* _What the task requires_: Read the lines that follow and pick out every one containing the word "Federal".

* _Records for this exercise_:
——
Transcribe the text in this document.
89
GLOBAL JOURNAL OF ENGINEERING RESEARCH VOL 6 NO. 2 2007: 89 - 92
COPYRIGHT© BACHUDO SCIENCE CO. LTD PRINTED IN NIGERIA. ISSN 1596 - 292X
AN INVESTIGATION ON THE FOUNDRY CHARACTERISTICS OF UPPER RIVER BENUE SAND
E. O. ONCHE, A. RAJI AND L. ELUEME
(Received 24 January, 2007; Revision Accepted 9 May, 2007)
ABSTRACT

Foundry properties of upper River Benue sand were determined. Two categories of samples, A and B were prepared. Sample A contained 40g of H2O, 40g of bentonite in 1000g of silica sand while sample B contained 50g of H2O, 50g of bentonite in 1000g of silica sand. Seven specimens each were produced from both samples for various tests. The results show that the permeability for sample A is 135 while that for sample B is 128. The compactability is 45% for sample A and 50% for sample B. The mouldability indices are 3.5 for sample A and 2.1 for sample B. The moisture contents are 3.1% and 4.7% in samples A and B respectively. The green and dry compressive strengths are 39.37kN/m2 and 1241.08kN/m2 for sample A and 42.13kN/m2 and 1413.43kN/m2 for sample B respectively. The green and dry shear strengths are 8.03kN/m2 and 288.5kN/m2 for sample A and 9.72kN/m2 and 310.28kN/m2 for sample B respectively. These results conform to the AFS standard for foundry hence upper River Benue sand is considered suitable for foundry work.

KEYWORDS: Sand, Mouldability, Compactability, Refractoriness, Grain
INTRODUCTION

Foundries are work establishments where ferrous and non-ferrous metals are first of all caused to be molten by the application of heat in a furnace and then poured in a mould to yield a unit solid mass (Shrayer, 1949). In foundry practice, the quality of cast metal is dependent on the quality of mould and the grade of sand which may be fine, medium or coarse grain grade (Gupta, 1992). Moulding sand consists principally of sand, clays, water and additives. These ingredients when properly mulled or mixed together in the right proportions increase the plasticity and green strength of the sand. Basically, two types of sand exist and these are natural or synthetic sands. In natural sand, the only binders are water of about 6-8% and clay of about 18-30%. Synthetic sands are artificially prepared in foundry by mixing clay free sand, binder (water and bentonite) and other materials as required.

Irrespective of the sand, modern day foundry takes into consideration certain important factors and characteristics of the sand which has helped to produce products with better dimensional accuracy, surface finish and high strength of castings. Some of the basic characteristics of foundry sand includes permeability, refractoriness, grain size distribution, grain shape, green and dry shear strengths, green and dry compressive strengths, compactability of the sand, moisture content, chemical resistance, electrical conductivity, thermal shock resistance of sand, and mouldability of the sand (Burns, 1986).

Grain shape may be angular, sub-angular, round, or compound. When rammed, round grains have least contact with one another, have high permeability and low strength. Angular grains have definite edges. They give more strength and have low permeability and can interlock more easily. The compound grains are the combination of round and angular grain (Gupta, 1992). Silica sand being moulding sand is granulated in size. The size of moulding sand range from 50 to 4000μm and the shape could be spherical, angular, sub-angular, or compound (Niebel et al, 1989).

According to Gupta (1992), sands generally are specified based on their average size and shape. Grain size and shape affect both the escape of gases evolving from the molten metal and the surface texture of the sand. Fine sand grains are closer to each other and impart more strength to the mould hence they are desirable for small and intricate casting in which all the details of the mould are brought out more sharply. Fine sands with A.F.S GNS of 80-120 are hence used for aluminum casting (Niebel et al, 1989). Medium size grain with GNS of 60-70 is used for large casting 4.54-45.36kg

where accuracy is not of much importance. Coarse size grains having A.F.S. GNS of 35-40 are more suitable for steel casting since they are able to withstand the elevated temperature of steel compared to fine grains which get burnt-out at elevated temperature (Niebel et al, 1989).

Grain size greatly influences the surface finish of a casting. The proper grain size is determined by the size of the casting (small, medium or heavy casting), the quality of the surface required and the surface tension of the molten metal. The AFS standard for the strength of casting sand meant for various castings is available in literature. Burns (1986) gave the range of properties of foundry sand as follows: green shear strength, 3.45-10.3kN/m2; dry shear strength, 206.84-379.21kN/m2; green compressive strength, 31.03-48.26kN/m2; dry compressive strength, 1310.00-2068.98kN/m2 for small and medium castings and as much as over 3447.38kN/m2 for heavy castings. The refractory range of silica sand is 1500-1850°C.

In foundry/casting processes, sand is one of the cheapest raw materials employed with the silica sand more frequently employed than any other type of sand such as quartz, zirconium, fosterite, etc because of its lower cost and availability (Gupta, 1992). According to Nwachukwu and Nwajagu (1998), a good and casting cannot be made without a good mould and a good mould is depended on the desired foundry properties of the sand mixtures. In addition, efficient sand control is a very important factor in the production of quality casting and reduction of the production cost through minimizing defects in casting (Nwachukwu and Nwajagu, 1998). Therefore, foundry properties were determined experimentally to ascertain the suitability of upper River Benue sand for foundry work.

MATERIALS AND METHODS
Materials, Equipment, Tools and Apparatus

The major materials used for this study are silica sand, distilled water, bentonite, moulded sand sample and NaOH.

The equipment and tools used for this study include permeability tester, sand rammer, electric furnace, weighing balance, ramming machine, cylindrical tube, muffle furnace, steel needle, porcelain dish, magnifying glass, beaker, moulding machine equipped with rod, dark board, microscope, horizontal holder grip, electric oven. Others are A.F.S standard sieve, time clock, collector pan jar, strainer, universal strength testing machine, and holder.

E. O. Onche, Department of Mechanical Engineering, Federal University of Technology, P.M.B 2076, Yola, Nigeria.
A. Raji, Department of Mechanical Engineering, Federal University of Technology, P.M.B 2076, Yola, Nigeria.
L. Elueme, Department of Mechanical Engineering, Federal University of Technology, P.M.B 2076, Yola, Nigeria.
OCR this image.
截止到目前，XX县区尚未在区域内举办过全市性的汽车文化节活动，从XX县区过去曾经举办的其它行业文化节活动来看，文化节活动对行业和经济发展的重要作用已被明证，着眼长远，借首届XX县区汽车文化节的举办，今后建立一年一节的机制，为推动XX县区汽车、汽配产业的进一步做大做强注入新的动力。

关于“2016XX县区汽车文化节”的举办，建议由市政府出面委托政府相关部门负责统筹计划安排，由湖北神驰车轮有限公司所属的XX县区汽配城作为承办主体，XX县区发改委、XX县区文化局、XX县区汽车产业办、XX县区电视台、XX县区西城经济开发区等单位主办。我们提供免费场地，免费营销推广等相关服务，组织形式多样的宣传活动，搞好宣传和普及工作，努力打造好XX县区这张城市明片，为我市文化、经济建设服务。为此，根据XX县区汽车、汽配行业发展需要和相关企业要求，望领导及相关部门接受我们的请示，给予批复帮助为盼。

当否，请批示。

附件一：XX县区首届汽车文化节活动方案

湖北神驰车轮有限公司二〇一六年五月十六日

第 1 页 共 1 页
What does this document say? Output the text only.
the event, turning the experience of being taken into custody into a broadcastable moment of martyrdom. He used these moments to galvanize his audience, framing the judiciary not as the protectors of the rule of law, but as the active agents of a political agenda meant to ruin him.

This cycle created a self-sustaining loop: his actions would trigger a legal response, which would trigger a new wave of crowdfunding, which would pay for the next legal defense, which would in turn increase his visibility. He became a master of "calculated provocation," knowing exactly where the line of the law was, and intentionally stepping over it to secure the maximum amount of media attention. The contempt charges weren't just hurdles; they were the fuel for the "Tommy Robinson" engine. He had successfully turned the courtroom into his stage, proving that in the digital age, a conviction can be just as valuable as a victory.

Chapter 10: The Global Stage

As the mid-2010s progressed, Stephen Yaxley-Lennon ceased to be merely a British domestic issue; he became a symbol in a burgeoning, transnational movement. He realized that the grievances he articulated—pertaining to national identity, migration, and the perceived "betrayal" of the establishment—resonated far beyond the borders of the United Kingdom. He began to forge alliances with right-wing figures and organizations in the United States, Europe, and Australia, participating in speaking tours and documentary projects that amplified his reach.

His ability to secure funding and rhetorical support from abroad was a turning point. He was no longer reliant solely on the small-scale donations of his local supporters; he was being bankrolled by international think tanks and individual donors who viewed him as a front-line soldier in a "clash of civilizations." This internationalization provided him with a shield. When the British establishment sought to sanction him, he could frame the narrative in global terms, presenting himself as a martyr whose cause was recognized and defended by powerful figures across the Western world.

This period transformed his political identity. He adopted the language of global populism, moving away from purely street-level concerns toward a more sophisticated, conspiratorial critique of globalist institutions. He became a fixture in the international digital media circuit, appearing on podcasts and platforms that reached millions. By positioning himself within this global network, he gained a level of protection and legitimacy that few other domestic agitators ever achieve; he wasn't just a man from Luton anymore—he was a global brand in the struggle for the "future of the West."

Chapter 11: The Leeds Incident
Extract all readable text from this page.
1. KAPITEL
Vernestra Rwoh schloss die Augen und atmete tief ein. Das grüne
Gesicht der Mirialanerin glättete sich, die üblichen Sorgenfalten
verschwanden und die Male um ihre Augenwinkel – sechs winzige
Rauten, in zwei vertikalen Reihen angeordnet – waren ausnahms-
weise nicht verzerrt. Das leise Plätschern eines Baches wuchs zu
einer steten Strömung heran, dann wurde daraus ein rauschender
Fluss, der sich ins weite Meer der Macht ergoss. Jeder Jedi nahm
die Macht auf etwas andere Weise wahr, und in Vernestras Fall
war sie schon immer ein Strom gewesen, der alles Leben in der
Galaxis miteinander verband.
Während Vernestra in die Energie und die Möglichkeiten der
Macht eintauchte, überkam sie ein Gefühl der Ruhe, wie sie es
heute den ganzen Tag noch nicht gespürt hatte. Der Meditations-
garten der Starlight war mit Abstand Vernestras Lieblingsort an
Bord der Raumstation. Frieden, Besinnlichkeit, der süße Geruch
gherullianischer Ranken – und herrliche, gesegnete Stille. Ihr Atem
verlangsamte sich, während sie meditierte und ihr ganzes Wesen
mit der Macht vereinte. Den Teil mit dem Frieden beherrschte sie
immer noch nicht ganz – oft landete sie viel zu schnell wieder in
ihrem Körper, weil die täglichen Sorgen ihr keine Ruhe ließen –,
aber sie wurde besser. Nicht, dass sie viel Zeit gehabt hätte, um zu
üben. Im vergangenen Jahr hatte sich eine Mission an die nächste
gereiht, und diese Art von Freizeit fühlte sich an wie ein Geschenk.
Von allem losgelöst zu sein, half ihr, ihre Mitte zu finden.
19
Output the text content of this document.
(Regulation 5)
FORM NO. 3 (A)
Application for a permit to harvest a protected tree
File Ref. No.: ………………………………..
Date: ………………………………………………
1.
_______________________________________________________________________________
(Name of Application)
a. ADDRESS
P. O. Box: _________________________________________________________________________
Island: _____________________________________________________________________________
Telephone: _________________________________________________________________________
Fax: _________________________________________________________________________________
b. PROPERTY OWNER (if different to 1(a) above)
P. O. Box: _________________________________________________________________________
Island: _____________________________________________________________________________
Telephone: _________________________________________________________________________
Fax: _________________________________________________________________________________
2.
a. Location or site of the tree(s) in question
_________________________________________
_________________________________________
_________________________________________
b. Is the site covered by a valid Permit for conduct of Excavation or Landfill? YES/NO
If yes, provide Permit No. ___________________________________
——
* _Final answer_:
E. O. Onche, Department of Mechanical Engineering, Federal University of Technology, P.M.B 2076, Yola, Nigeria.
A. Raji, Department of Mechanical Engineering, Federal University of Technology, P.M.B 2076, Yola, Nigeria.
L. Elueme, Department of Mechanical Engineering, Federal University of Technology, P.M.B 2076, Yola, Nigeria.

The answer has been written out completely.